#### [REQUIRED TASK 1]
Transcribe the part of the Good Funeral Awards welcome speech starting at "Ru’s opening words" and ending at "Metropolitan lunchtime bunfight.".

[Start of DOCUMENT SEGMENT]

Ru’s opening words to the assembled guests struck a chord with many who were there, so we thought we’d put them on the blog for the whole world to read. Over to you Rupert.
“Welcome everyone to the Good Funeral Awards 2016!
It started off, as so many good things do, in a sweaty basement in Bournemouth, and has grown into this glamorous Metropolitan lunchtime bunfight.
My name is Ru Callender and I should be standing here with my wife, Claire – sadly, she’s got flu. Together, we run The Green Funeral Company in Devon, and we used to be the Enfants Terrible of the undertaking world. Self taught, stubborn, scruffy, we still use our family Volvo instead of a hearse – but as we’ve been doing it for 17 years, we’re probably just terrible…
Today is a genuinely unusual mélange of the alternative and the conventional funeral world, and it has probably taken longer than the Good Friday agreement took to get everyone in the same room.
You are here because someone thinks you’re great. Let that sink in.
Even if you asked them to.
This gathering is largely due to Charles Cowling and crew of the Good Funeral Guide, and also to the original renegade masters, the Natural Death Centre, both of whose organisations dared to believe that ordinary people could deal with the gritty detail of death, the truth about what happens to our bodies, that a deep, internal understanding of death is part of our birthright, part and parcel of being human.
And what they did – brace yourself, maybe have a glug of wine to steady yourself here, was to treat the public as adults, to include them in a conversation about the one thing that will happen to each and every one of us.
They presumed, as we all should, that people can handle more than the protective narrative that is fed to them.
They were right.
It was thought wildly radical then, now it just seems honest and transparent.

[End of DOCUMENT SEGMENT]
[Start of EXTRACTED ENTRIES]

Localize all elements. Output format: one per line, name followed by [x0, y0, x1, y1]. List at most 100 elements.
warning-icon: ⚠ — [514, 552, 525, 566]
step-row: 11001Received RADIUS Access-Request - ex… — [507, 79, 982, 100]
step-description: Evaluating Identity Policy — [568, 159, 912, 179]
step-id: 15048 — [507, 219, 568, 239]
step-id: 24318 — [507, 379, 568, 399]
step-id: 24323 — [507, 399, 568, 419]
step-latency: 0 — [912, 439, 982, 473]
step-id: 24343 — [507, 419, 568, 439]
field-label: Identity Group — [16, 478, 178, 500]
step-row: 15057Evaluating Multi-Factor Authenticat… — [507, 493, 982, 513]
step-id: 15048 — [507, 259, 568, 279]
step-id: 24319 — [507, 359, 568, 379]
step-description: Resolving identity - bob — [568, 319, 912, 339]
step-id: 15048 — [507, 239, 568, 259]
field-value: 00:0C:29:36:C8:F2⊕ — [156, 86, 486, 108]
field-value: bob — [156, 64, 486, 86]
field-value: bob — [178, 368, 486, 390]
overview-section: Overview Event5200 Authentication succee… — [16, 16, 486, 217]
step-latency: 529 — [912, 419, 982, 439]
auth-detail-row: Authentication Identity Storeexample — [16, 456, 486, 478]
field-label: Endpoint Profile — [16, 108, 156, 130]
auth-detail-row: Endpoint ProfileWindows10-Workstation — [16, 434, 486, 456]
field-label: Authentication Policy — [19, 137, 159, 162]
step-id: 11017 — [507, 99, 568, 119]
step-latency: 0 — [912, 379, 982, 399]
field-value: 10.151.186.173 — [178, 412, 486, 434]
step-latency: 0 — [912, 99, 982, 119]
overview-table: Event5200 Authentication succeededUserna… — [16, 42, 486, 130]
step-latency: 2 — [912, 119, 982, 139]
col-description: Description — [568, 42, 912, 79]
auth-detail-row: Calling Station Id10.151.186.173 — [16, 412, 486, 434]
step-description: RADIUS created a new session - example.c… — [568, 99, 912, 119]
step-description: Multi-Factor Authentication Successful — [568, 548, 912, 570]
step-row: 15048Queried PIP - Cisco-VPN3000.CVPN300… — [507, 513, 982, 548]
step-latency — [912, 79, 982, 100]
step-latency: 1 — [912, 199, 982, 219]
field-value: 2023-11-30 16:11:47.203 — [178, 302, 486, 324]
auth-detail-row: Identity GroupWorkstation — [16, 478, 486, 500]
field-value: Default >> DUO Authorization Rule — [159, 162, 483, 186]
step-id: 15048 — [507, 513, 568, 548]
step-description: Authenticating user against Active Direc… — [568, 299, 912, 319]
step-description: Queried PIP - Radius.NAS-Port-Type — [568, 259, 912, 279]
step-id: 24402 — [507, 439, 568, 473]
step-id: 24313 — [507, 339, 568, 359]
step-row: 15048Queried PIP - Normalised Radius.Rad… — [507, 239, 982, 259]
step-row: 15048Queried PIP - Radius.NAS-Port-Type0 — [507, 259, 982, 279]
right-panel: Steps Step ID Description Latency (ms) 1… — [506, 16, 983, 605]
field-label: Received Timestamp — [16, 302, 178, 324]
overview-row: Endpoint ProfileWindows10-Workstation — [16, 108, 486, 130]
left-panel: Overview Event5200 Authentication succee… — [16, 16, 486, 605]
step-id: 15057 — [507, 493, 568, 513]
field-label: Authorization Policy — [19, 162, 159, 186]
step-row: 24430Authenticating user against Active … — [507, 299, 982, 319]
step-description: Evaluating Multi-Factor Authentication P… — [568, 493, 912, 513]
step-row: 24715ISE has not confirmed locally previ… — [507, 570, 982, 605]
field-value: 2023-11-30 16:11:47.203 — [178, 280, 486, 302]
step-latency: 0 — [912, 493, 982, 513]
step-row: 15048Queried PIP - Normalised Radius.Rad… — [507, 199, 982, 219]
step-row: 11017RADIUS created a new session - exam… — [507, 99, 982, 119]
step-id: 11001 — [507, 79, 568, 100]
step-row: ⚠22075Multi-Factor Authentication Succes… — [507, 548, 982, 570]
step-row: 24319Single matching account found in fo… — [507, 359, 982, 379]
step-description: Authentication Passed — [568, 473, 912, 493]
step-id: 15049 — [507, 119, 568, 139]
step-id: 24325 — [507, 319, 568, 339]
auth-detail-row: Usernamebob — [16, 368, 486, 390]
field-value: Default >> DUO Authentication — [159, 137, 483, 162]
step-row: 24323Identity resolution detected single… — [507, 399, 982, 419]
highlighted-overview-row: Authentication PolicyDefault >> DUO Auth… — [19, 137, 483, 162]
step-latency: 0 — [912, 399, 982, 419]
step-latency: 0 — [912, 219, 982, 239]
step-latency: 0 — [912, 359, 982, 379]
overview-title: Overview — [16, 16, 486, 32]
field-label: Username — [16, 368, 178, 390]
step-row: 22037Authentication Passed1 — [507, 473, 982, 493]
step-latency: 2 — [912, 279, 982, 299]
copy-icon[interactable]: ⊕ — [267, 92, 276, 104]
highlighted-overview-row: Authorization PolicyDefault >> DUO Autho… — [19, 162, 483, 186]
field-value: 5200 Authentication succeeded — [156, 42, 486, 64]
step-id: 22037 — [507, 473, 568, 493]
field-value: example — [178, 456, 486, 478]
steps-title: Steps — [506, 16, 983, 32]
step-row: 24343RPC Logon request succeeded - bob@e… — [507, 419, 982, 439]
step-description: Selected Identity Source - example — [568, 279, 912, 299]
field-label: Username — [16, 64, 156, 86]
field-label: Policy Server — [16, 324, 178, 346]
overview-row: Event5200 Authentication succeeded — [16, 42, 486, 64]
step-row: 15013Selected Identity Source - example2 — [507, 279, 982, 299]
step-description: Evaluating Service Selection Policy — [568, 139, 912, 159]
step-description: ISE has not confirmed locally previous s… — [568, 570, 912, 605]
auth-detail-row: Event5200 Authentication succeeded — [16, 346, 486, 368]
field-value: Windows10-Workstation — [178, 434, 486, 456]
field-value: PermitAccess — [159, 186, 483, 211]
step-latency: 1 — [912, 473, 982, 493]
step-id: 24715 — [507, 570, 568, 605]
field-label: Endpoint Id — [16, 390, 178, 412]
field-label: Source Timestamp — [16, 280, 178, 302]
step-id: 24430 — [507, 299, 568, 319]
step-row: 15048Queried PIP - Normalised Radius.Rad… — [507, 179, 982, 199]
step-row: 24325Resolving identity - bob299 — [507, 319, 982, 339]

[End of EXTRACTED ENTRIES]

#### [REQUIRED TASK 2]
In the records, rename "step-id" to "step-number" in the lines starting at the first line and ending at the line containing "auth-detail-row: Endpoint ProfileWindows10-Workstation", and leave everything else unchanged. Give back only those lines.

#### [PROBLEM SOLUTION 1]
Ru’s opening words to the assembled guests struck a chord with many who were there, so we thought we’d put them on the blog for the whole world to read. Over to you Rupert.
“Welcome everyone to the Good Funeral Awards 2016!
It started off, as so many good things do, in a sweaty basement in Bournemouth, and has grown into this glamorous Metropolitan lunchtime bunfight.

#### [PROBLEM SOLUTION 2]
Localize all elements. Output format: one per line, name followed by [x0, y0, x1, y1]. List at most 100 elements.
warning-icon: ⚠ — [514, 552, 525, 566]
step-row: 11001Received RADIUS Access-Request - ex… — [507, 79, 982, 100]
step-description: Evaluating Identity Policy — [568, 159, 912, 179]
step-number: 15048 — [507, 219, 568, 239]
step-number: 24318 — [507, 379, 568, 399]
step-number: 24323 — [507, 399, 568, 419]
step-latency: 0 — [912, 439, 982, 473]
step-number: 24343 — [507, 419, 568, 439]
field-label: Identity Group — [16, 478, 178, 500]
step-row: 15057Evaluating Multi-Factor Authenticat… — [507, 493, 982, 513]
step-number: 15048 — [507, 259, 568, 279]
step-number: 24319 — [507, 359, 568, 379]
step-description: Resolving identity - bob — [568, 319, 912, 339]
step-number: 15048 — [507, 239, 568, 259]
field-value: 00:0C:29:36:C8:F2⊕ — [156, 86, 486, 108]
field-value: bob — [156, 64, 486, 86]
field-value: bob — [178, 368, 486, 390]
overview-section: Overview Event5200 Authentication succee… — [16, 16, 486, 217]
step-latency: 529 — [912, 419, 982, 439]
auth-detail-row: Authentication Identity Storeexample — [16, 456, 486, 478]
field-label: Endpoint Profile — [16, 108, 156, 130]
auth-detail-row: Endpoint ProfileWindows10-Workstation — [16, 434, 486, 456]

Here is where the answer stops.